The problem>
In the entries that follow, find the word "data" and report each line it is on.

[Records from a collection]
+-------+

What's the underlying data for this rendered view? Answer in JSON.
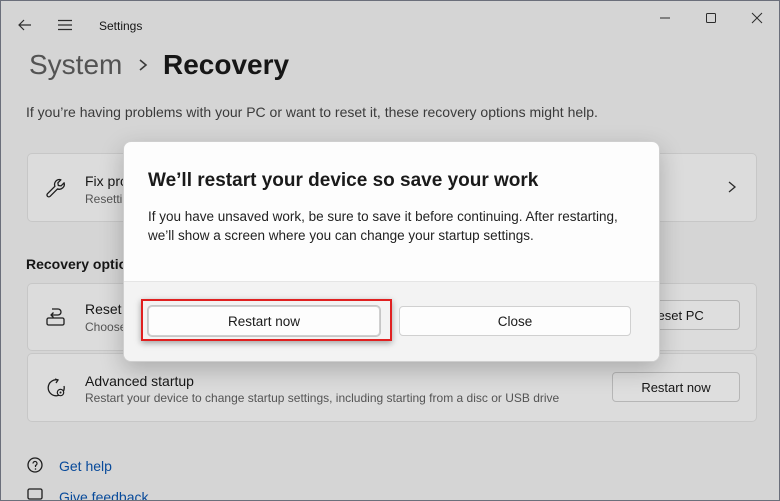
{
  "window": {
    "title": "Settings"
  },
  "breadcrumb": {
    "parent": "System",
    "current": "Recovery"
  },
  "intro": "If you’re having problems with your PC or want to reset it, these recovery options might help.",
  "cards": {
    "fix": {
      "title": "Fix pro",
      "subtitle": "Resettin"
    },
    "section_label": "Recovery options",
    "reset": {
      "title": "Reset",
      "subtitle": "Choose",
      "button": "Reset PC"
    },
    "advanced": {
      "title": "Advanced startup",
      "subtitle": "Restart your device to change startup settings, including starting from a disc or USB drive",
      "button": "Restart now"
    }
  },
  "links": {
    "help": "Get help",
    "feedback": "Give feedback"
  },
  "dialog": {
    "title": "We’ll restart your device so save your work",
    "body": "If you have unsaved work, be sure to save it before continuing. After restarting, we’ll show a screen where you can change your startup settings.",
    "primary_button": "Restart now",
    "secondary_button": "Close"
  },
  "icons": {
    "back": "back-arrow-icon",
    "menu": "hamburger-menu-icon",
    "minimize": "minimize-icon",
    "maximize": "maximize-icon",
    "close": "close-icon",
    "fix": "wrench-icon",
    "reset": "reset-pc-icon",
    "advanced": "advanced-startup-icon",
    "help": "help-icon",
    "feedback": "feedback-icon"
  },
  "colors": {
    "accent_link": "#0a55b0",
    "highlight": "#e02020"
  }
}
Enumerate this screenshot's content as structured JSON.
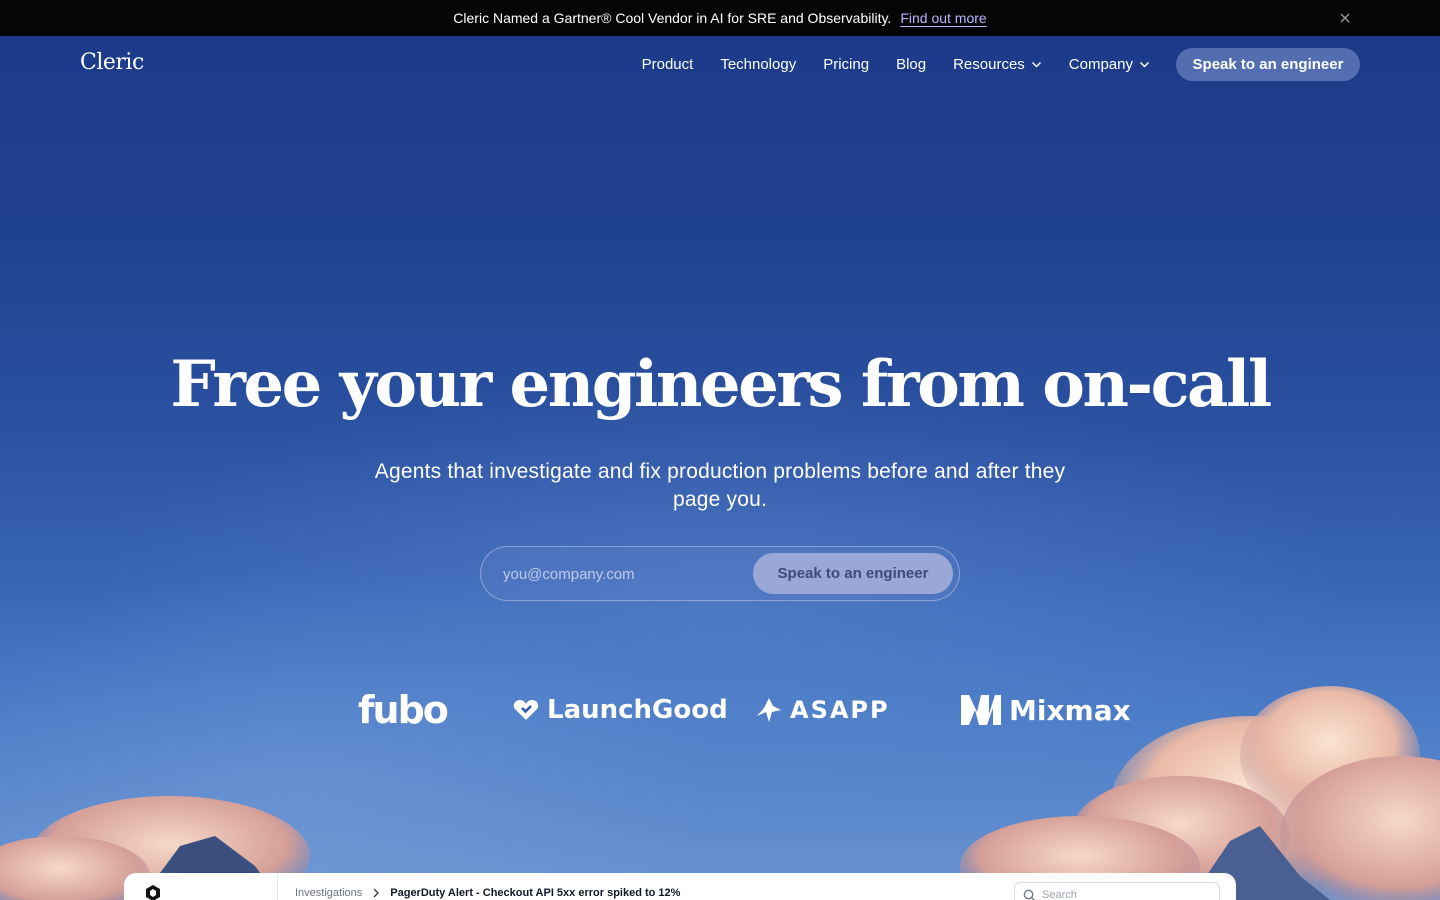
{
  "announcement": {
    "text": "Cleric Named a Gartner® Cool Vendor in AI for SRE and Observability.",
    "link": "Find out more"
  },
  "nav": {
    "logo": "Cleric",
    "links": [
      "Product",
      "Technology",
      "Pricing",
      "Blog",
      "Resources",
      "Company"
    ],
    "cta": "Speak to an engineer"
  },
  "hero": {
    "headline": "Free your engineers from on-call",
    "subhead": "Agents that investigate and fix production problems before and after they page you.",
    "email_placeholder": "you@company.com",
    "cta": "Speak to an engineer"
  },
  "customers": [
    "fubo",
    "LaunchGood",
    "ASAPP",
    "Mixmax"
  ],
  "preview": {
    "breadcrumb_root": "Investigations",
    "breadcrumb_current": "PagerDuty Alert - Checkout API 5xx error spiked to 12%",
    "search_placeholder": "Search"
  },
  "colors": {
    "accent_link": "#b9b4ff",
    "background": "#1e3c8a"
  }
}
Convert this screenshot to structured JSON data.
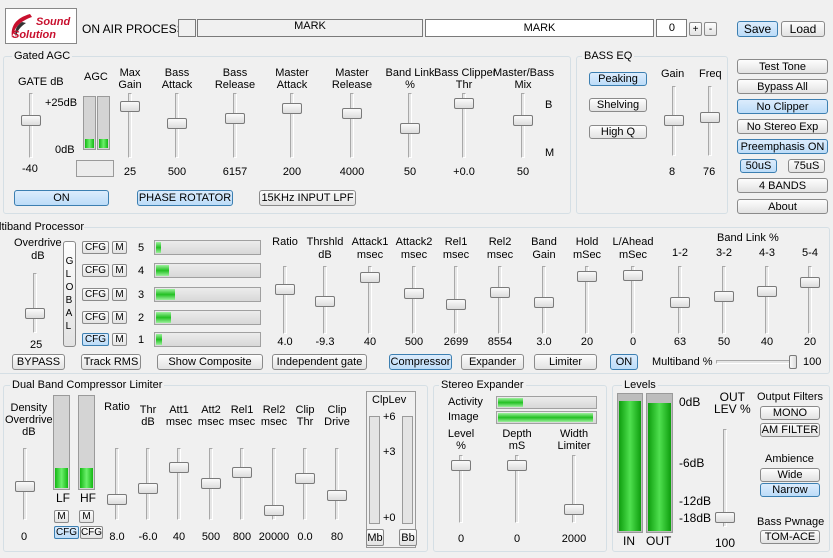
{
  "header": {
    "logo_text_1": "Sound",
    "logo_text_2": "Solution",
    "on_air_label": "ON AIR PROCESS:",
    "preset_left": "MARK",
    "preset_right": "MARK",
    "preset_number": "0",
    "plus": "+",
    "minus": "-",
    "save": "Save",
    "load": "Load"
  },
  "gated_agc": {
    "title": "Gated AGC",
    "gate_label": "GATE dB",
    "agc_label": "AGC",
    "agc_top": "+25dB",
    "agc_bottom": "0dB",
    "gate_value": "-40",
    "columns": [
      {
        "label": "Max\nGain",
        "value": "25"
      },
      {
        "label": "Bass\nAttack",
        "value": "500"
      },
      {
        "label": "Bass\nRelease",
        "value": "6157"
      },
      {
        "label": "Master\nAttack",
        "value": "200"
      },
      {
        "label": "Master\nRelease",
        "value": "4000"
      },
      {
        "label": "Band Link\n%",
        "value": "50"
      },
      {
        "label": "Bass Clipper\nThr",
        "value": "+0.0"
      },
      {
        "label": "Master/Bass\nMix",
        "value": "50"
      }
    ],
    "mix_b": "B",
    "mix_m": "M",
    "on": "ON",
    "phase_rotator": "PHASE ROTATOR",
    "lpf": "15KHz INPUT LPF"
  },
  "bass_eq": {
    "title": "BASS EQ",
    "peaking": "Peaking",
    "shelving": "Shelving",
    "high_q": "High Q",
    "gain_label": "Gain",
    "freq_label": "Freq",
    "gain_value": "8",
    "freq_value": "76"
  },
  "side_buttons": {
    "test_tone": "Test Tone",
    "bypass_all": "Bypass All",
    "no_clipper": "No Clipper",
    "no_stereo_exp": "No Stereo Exp",
    "preemphasis": "Preemphasis ON",
    "us50": "50uS",
    "us75": "75uS",
    "bands": "4 BANDS",
    "about": "About"
  },
  "multiband": {
    "title": "ltiband Processor",
    "overdrive_label": "Overdrive\ndB",
    "overdrive_value": "25",
    "global": "G\nL\nO\nB\nA\nL",
    "cfg": "CFG",
    "m": "M",
    "bands": [
      {
        "num": "5",
        "level": 0.05
      },
      {
        "num": "4",
        "level": 0.12
      },
      {
        "num": "3",
        "level": 0.18
      },
      {
        "num": "2",
        "level": 0.14
      },
      {
        "num": "1",
        "level": 0.06
      }
    ],
    "columns": [
      {
        "label": "Ratio",
        "value": "4.0"
      },
      {
        "label": "Thrshld\ndB",
        "value": "-9.3"
      },
      {
        "label": "Attack1\nmsec",
        "value": "40"
      },
      {
        "label": "Attack2\nmsec",
        "value": "500"
      },
      {
        "label": "Rel1\nmsec",
        "value": "2699"
      },
      {
        "label": "Rel2\nmsec",
        "value": "8554"
      },
      {
        "label": "Band\nGain",
        "value": "3.0"
      },
      {
        "label": "Hold\nmSec",
        "value": "20"
      },
      {
        "label": "L/Ahead\nmSec",
        "value": "0"
      }
    ],
    "band_link_title": "Band Link %",
    "link_columns": [
      {
        "label": "1-2",
        "value": "63"
      },
      {
        "label": "3-2",
        "value": "50"
      },
      {
        "label": "4-3",
        "value": "40"
      },
      {
        "label": "5-4",
        "value": "20"
      }
    ],
    "bypass": "BYPASS",
    "track_rms": "Track RMS",
    "show_composite": "Show Composite",
    "independent_gate": "Independent gate",
    "compressor": "Compressor",
    "expander": "Expander",
    "limiter": "Limiter",
    "on": "ON",
    "multiband_pct_label": "Multiband %",
    "multiband_pct_value": "100"
  },
  "dual_band": {
    "title": "Dual Band Compressor Limiter",
    "density_label": "Density\nOverdrive\ndB",
    "density_value": "0",
    "lf": "LF",
    "hf": "HF",
    "lf_level": 0.22,
    "hf_level": 0.22,
    "m": "M",
    "cfg": "CFG",
    "columns": [
      {
        "label": "Ratio",
        "value": "8.0"
      },
      {
        "label": "Thr\ndB",
        "value": "-6.0"
      },
      {
        "label": "Att1\nmsec",
        "value": "40"
      },
      {
        "label": "Att2\nmsec",
        "value": "500"
      },
      {
        "label": "Rel1\nmsec",
        "value": "800"
      },
      {
        "label": "Rel2\nmsec",
        "value": "20000"
      },
      {
        "label": "Clip\nThr",
        "value": "0.0"
      },
      {
        "label": "Clip\nDrive",
        "value": "80"
      }
    ],
    "cliplev_title": "ClpLev",
    "cliplev_top": "+6",
    "cliplev_mid": "+3",
    "cliplev_bottom": "+0",
    "mb": "Mb",
    "bb": "Bb"
  },
  "stereo_expander": {
    "title": "Stereo Expander",
    "activity": "Activity",
    "image": "Image",
    "activity_level": 0.25,
    "image_level": 0.98,
    "columns": [
      {
        "label": "Level\n%",
        "value": "0"
      },
      {
        "label": "Depth\nmS",
        "value": "0"
      },
      {
        "label": "Width\nLimiter",
        "value": "2000"
      }
    ]
  },
  "levels": {
    "title": "Levels",
    "scale_0": "0dB",
    "scale_6": "-6dB",
    "scale_12": "-12dB",
    "scale_18": "-18dB",
    "in": "IN",
    "out": "OUT",
    "in_level": 0.95,
    "out_level": 0.94,
    "out_lev_label": "OUT\nLEV %",
    "out_lev_value": "100",
    "output_filters": "Output Filters",
    "mono": "MONO",
    "am_filter": "AM FILTER",
    "ambience": "Ambience",
    "wide": "Wide",
    "narrow": "Narrow",
    "bass_pwnage": "Bass Pwnage",
    "tom_ace": "TOM-ACE"
  },
  "colors": {
    "active_button": "#bcdcf8",
    "meter_green": "#22c022",
    "logo_red": "#c8102e"
  }
}
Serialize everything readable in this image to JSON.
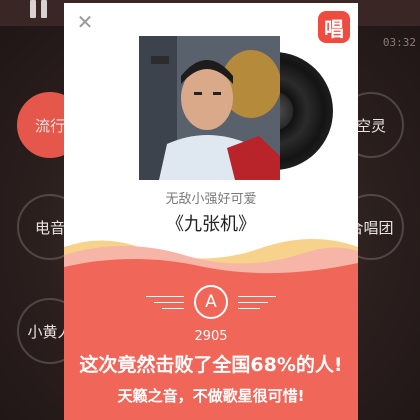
{
  "background": {
    "time": "03:32",
    "genres_left": [
      "流行",
      "电音",
      "小黄人"
    ],
    "genres_right": [
      "空灵",
      "合唱团"
    ]
  },
  "card": {
    "close_icon": "close-icon",
    "brand_logo": "唱",
    "singer": "无敌小强好可爱",
    "song": "《九张机》",
    "grade": "A",
    "score": "2905",
    "result": "这次竟然击败了全国68%的人!",
    "comment": "天籁之音，不做歌星很可惜!"
  },
  "colors": {
    "accent": "#ef4b3f",
    "panel_red": "#f0675a",
    "wave_yellow": "#f7d28a",
    "wave_pink": "#f6b5a6"
  }
}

+-------+

Correct answer>
What's the underlying data for this rendered view? Answer in JSON.
Convert this screenshot to structured JSON data.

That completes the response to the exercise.